_Recorded data_
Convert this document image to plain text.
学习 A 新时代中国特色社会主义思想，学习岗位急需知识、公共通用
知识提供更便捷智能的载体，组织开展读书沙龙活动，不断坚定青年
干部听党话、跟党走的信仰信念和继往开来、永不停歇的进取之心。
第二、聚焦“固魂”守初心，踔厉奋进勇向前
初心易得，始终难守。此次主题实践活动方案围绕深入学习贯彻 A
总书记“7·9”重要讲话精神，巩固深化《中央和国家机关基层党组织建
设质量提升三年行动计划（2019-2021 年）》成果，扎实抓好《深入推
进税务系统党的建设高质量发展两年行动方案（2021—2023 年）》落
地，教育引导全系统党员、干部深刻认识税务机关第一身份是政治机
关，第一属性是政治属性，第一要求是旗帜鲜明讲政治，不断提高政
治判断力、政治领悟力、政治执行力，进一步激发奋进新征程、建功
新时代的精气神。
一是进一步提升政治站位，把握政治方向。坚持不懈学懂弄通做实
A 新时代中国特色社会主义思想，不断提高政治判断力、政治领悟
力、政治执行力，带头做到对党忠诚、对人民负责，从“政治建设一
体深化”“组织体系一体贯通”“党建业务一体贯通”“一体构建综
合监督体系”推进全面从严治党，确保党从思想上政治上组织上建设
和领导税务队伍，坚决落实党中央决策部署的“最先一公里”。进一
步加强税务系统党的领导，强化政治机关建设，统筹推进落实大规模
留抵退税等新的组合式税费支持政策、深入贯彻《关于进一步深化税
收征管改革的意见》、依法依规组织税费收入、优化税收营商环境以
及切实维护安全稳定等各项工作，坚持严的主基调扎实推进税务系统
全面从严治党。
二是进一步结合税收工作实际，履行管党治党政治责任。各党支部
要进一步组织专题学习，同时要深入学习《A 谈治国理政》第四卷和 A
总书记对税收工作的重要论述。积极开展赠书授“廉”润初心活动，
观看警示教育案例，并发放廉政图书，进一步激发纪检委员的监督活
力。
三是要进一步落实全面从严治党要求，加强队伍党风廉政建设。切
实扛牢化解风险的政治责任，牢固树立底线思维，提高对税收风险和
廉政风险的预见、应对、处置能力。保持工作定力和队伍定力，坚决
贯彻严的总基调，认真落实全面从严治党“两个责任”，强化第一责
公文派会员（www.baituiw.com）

_Job_
Only lines holding the string "政治执行力" are wanted; gather each one from the entries above.

_Finished exercise_
治判断力、政治领悟力、政治执行力，进一步激发奋进新征程、建功
力、政治执行力，带头做到对党忠诚、对人民负责，从“政治建设一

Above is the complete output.